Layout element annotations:
* * *
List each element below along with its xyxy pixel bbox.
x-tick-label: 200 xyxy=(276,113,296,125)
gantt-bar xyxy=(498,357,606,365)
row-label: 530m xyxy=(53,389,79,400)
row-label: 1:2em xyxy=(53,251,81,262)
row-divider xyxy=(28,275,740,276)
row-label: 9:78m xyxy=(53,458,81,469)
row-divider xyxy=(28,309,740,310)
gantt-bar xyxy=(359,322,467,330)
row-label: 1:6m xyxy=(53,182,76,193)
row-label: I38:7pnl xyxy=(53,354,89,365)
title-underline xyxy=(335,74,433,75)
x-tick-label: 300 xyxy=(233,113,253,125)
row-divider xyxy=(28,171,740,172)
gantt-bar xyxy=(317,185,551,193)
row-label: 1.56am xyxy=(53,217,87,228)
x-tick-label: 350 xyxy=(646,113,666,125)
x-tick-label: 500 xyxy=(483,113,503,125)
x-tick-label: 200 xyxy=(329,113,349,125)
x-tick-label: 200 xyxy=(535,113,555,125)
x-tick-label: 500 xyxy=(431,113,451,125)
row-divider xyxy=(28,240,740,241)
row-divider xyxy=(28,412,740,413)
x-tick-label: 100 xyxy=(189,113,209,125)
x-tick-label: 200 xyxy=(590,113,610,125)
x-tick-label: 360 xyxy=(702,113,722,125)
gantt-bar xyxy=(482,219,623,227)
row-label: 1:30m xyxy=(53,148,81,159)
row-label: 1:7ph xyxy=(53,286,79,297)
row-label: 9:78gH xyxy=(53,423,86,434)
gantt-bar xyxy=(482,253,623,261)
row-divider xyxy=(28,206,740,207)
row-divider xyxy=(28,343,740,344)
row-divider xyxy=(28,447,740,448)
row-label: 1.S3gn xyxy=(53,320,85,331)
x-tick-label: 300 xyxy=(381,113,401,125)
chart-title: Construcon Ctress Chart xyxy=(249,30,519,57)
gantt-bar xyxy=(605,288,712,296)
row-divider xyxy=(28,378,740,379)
* * *
EXERCISE INSTRUCTIONS: Copy every entry above line for line, without changing a single character.

SOLUTION TO THE EXERCISE:
List each element below along with its xyxy pixel bbox.
x-tick-label: 200 xyxy=(276,113,296,125)
gantt-bar xyxy=(498,357,606,365)
row-label: 530m xyxy=(53,389,79,400)
row-label: 1:2em xyxy=(53,251,81,262)
row-divider xyxy=(28,275,740,276)
row-label: 9:78m xyxy=(53,458,81,469)
row-divider xyxy=(28,309,740,310)
gantt-bar xyxy=(359,322,467,330)
row-label: 1:6m xyxy=(53,182,76,193)
row-label: I38:7pnl xyxy=(53,354,89,365)
title-underline xyxy=(335,74,433,75)
x-tick-label: 300 xyxy=(233,113,253,125)
row-divider xyxy=(28,171,740,172)
gantt-bar xyxy=(317,185,551,193)
row-label: 1.56am xyxy=(53,217,87,228)
x-tick-label: 350 xyxy=(646,113,666,125)
x-tick-label: 500 xyxy=(483,113,503,125)
x-tick-label: 200 xyxy=(329,113,349,125)
x-tick-label: 200 xyxy=(535,113,555,125)
x-tick-label: 500 xyxy=(431,113,451,125)
row-divider xyxy=(28,240,740,241)
row-divider xyxy=(28,412,740,413)
x-tick-label: 100 xyxy=(189,113,209,125)
x-tick-label: 200 xyxy=(590,113,610,125)
x-tick-label: 360 xyxy=(702,113,722,125)
gantt-bar xyxy=(482,219,623,227)
row-label: 1:30m xyxy=(53,148,81,159)
row-label: 1:7ph xyxy=(53,286,79,297)
row-label: 9:78gH xyxy=(53,423,86,434)
gantt-bar xyxy=(482,253,623,261)
row-divider xyxy=(28,206,740,207)
row-divider xyxy=(28,343,740,344)
row-divider xyxy=(28,447,740,448)
row-label: 1.S3gn xyxy=(53,320,85,331)
x-tick-label: 300 xyxy=(381,113,401,125)
chart-title: Construcon Ctress Chart xyxy=(249,30,519,57)
gantt-bar xyxy=(605,288,712,296)
row-divider xyxy=(28,378,740,379)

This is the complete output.